» **GIVEN REQUEST**
Please identify every line in the entries below that contains the word "facing" and copy each of those lines. Case counts when matching.

-=-=-

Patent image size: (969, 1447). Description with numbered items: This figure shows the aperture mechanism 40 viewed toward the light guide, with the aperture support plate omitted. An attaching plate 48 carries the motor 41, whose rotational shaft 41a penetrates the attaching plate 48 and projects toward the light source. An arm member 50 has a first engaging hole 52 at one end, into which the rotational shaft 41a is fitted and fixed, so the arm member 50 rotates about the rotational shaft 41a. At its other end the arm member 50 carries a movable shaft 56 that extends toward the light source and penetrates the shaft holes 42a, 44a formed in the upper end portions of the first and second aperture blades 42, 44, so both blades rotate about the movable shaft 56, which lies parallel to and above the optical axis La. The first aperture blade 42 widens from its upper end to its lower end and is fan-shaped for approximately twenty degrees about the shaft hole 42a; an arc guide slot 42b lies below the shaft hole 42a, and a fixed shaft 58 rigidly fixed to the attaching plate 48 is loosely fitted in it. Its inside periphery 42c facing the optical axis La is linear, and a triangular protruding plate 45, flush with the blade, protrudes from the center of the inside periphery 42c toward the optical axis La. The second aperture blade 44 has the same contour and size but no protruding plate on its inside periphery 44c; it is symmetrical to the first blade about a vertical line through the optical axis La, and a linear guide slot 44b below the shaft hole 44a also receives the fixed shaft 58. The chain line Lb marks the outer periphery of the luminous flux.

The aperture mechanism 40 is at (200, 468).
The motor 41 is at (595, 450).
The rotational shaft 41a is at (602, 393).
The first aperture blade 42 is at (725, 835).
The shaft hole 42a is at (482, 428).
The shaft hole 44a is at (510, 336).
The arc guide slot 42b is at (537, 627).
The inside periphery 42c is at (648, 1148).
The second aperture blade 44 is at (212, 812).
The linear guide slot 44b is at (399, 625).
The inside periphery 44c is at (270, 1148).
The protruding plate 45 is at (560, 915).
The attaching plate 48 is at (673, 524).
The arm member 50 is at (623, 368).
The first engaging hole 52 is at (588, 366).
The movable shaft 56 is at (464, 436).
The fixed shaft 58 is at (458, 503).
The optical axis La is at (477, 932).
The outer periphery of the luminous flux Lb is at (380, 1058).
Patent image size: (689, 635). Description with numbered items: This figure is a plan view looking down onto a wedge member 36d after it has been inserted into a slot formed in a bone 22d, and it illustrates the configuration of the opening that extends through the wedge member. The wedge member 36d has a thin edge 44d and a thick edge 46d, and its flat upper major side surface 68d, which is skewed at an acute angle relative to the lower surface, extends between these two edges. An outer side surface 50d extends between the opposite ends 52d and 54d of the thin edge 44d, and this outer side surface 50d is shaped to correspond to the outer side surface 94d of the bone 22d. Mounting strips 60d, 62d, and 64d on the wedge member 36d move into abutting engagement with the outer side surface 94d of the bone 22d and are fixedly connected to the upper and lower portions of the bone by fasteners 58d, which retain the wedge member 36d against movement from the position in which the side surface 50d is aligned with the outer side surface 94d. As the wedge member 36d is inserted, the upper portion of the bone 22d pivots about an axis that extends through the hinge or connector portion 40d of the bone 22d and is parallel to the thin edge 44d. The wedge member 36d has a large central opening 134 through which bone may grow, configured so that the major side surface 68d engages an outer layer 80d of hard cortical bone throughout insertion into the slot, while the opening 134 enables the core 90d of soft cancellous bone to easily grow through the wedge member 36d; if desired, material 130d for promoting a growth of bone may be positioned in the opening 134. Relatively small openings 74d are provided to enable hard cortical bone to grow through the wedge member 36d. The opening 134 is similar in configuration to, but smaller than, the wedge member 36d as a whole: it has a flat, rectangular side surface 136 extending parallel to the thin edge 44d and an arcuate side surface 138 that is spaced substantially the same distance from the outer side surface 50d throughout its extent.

-=-=-

» **SOLUTION TO THIS EXERCISE**
Patent image size: (969, 1447). Description with numbered items: This figure shows the aperture mechanism 40 viewed toward the light guide, with the aperture support plate omitted. An attaching plate 48 carries the motor 41, whose rotational shaft 41a penetrates the attaching plate 48 and projects toward the light source. An arm member 50 has a first engaging hole 52 at one end, into which the rotational shaft 41a is fitted and fixed, so the arm member 50 rotates about the rotational shaft 41a. At its other end the arm member 50 carries a movable shaft 56 that extends toward the light source and penetrates the shaft holes 42a, 44a formed in the upper end portions of the first and second aperture blades 42, 44, so both blades rotate about the movable shaft 56, which lies parallel to and above the optical axis La. The first aperture blade 42 widens from its upper end to its lower end and is fan-shaped for approximately twenty degrees about the shaft hole 42a; an arc guide slot 42b lies below the shaft hole 42a, and a fixed shaft 58 rigidly fixed to the attaching plate 48 is loosely fitted in it. Its inside periphery 42c facing the optical axis La is linear, and a triangular protruding plate 45, flush with the blade, protrudes from the center of the inside periphery 42c toward the optical axis La. The second aperture blade 44 has the same contour and size but no protruding plate on its inside periphery 44c; it is symmetrical to the first blade about a vertical line through the optical axis La, and a linear guide slot 44b below the shaft hole 44a also receives the fixed shaft 58. The chain line Lb marks the outer periphery of the luminous flux.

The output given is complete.